>> begin
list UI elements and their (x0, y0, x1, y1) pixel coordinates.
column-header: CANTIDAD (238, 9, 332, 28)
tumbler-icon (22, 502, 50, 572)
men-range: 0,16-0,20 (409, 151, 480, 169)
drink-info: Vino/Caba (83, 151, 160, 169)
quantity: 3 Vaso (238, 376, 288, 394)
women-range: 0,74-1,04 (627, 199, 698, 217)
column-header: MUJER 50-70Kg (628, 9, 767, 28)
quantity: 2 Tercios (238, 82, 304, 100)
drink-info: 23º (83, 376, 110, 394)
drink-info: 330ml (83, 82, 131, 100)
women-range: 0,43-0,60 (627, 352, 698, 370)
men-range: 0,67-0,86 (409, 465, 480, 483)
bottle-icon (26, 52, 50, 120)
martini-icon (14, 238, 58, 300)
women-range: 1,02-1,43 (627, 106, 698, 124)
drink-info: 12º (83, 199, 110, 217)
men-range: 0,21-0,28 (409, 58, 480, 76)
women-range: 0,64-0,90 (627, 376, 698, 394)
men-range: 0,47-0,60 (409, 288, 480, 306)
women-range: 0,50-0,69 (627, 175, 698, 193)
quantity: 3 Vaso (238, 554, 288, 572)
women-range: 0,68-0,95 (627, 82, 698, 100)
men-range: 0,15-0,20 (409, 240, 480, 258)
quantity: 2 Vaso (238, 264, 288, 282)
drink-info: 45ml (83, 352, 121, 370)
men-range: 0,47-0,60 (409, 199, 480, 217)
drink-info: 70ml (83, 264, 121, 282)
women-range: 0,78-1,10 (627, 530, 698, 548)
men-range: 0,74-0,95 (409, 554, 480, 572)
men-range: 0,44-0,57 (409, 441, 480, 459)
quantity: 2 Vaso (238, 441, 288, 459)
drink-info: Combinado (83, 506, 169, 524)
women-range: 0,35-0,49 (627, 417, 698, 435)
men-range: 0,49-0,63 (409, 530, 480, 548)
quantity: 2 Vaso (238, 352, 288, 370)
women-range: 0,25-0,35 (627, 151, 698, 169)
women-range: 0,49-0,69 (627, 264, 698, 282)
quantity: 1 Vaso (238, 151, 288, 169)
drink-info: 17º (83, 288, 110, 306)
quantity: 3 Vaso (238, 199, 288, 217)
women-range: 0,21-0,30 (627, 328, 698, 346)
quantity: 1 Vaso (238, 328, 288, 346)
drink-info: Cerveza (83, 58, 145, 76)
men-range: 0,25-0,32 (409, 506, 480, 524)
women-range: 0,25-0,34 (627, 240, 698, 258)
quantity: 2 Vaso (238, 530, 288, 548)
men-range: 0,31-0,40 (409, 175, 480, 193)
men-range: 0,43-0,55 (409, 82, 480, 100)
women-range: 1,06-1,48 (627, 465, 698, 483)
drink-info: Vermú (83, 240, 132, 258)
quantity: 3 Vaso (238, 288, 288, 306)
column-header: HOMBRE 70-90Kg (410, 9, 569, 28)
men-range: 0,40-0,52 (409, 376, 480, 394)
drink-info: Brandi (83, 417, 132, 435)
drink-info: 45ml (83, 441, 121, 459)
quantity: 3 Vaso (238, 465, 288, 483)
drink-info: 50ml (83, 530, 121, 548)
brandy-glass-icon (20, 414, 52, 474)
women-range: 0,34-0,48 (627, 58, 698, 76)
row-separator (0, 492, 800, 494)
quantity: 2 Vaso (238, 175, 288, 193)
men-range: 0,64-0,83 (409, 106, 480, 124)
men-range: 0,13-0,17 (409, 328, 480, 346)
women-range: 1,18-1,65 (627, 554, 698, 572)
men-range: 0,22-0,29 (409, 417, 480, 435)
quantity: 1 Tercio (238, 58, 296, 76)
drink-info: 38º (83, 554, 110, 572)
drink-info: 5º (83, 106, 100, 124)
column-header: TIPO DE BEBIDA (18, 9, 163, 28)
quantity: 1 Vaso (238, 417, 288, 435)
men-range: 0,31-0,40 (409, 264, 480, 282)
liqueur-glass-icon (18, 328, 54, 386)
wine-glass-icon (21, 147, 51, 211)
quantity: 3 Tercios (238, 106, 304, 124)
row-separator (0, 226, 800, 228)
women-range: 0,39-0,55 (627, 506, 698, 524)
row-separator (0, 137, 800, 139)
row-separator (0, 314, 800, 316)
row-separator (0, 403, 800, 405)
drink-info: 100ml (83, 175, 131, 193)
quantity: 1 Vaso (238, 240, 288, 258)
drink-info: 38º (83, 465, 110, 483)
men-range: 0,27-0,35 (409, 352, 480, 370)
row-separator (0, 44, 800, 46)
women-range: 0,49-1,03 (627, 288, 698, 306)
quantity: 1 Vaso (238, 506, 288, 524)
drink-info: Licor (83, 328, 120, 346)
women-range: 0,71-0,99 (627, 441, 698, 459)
>> end
Transcribe the rows above verbatim, reproducing every line without alteration.

list UI elements and their (x0, y0, x1, y1) pixel coordinates.
column-header: CANTIDAD (238, 9, 332, 28)
tumbler-icon (22, 502, 50, 572)
men-range: 0,16-0,20 (409, 151, 480, 169)
drink-info: Vino/Caba (83, 151, 160, 169)
quantity: 3 Vaso (238, 376, 288, 394)
women-range: 0,74-1,04 (627, 199, 698, 217)
column-header: MUJER 50-70Kg (628, 9, 767, 28)
quantity: 2 Tercios (238, 82, 304, 100)
drink-info: 23º (83, 376, 110, 394)
drink-info: 330ml (83, 82, 131, 100)
women-range: 0,43-0,60 (627, 352, 698, 370)
men-range: 0,67-0,86 (409, 465, 480, 483)
bottle-icon (26, 52, 50, 120)
martini-icon (14, 238, 58, 300)
women-range: 1,02-1,43 (627, 106, 698, 124)
drink-info: 12º (83, 199, 110, 217)
men-range: 0,21-0,28 (409, 58, 480, 76)
women-range: 0,64-0,90 (627, 376, 698, 394)
men-range: 0,47-0,60 (409, 288, 480, 306)
women-range: 0,50-0,69 (627, 175, 698, 193)
quantity: 3 Vaso (238, 554, 288, 572)
women-range: 0,68-0,95 (627, 82, 698, 100)
men-range: 0,15-0,20 (409, 240, 480, 258)
quantity: 2 Vaso (238, 264, 288, 282)
drink-info: 45ml (83, 352, 121, 370)
men-range: 0,47-0,60 (409, 199, 480, 217)
drink-info: 70ml (83, 264, 121, 282)
women-range: 0,78-1,10 (627, 530, 698, 548)
men-range: 0,74-0,95 (409, 554, 480, 572)
men-range: 0,44-0,57 (409, 441, 480, 459)
quantity: 2 Vaso (238, 441, 288, 459)
drink-info: Combinado (83, 506, 169, 524)
women-range: 0,35-0,49 (627, 417, 698, 435)
men-range: 0,49-0,63 (409, 530, 480, 548)
quantity: 2 Vaso (238, 352, 288, 370)
women-range: 0,25-0,35 (627, 151, 698, 169)
women-range: 0,49-0,69 (627, 264, 698, 282)
quantity: 1 Vaso (238, 151, 288, 169)
drink-info: 17º (83, 288, 110, 306)
quantity: 3 Vaso (238, 199, 288, 217)
women-range: 0,21-0,30 (627, 328, 698, 346)
quantity: 1 Vaso (238, 328, 288, 346)
drink-info: Cerveza (83, 58, 145, 76)
men-range: 0,25-0,32 (409, 506, 480, 524)
women-range: 0,25-0,34 (627, 240, 698, 258)
quantity: 2 Vaso (238, 530, 288, 548)
men-range: 0,31-0,40 (409, 175, 480, 193)
men-range: 0,43-0,55 (409, 82, 480, 100)
women-range: 1,06-1,48 (627, 465, 698, 483)
drink-info: Vermú (83, 240, 132, 258)
quantity: 3 Vaso (238, 288, 288, 306)
column-header: HOMBRE 70-90Kg (410, 9, 569, 28)
men-range: 0,40-0,52 (409, 376, 480, 394)
drink-info: Brandi (83, 417, 132, 435)
drink-info: 45ml (83, 441, 121, 459)
quantity: 3 Vaso (238, 465, 288, 483)
drink-info: 50ml (83, 530, 121, 548)
brandy-glass-icon (20, 414, 52, 474)
women-range: 0,34-0,48 (627, 58, 698, 76)
row-separator (0, 492, 800, 494)
quantity: 2 Vaso (238, 175, 288, 193)
men-range: 0,64-0,83 (409, 106, 480, 124)
men-range: 0,13-0,17 (409, 328, 480, 346)
women-range: 1,18-1,65 (627, 554, 698, 572)
men-range: 0,22-0,29 (409, 417, 480, 435)
quantity: 1 Tercio (238, 58, 296, 76)
drink-info: 38º (83, 554, 110, 572)
drink-info: 5º (83, 106, 100, 124)
column-header: TIPO DE BEBIDA (18, 9, 163, 28)
quantity: 1 Vaso (238, 417, 288, 435)
men-range: 0,31-0,40 (409, 264, 480, 282)
liqueur-glass-icon (18, 328, 54, 386)
wine-glass-icon (21, 147, 51, 211)
quantity: 3 Tercios (238, 106, 304, 124)
row-separator (0, 226, 800, 228)
women-range: 0,39-0,55 (627, 506, 698, 524)
row-separator (0, 137, 800, 139)
row-separator (0, 314, 800, 316)
row-separator (0, 403, 800, 405)
drink-info: 100ml (83, 175, 131, 193)
quantity: 1 Vaso (238, 240, 288, 258)
drink-info: 38º (83, 465, 110, 483)
men-range: 0,27-0,35 (409, 352, 480, 370)
row-separator (0, 44, 800, 46)
women-range: 0,49-1,03 (627, 288, 698, 306)
quantity: 1 Vaso (238, 506, 288, 524)
drink-info: Licor (83, 328, 120, 346)
women-range: 0,71-0,99 (627, 441, 698, 459)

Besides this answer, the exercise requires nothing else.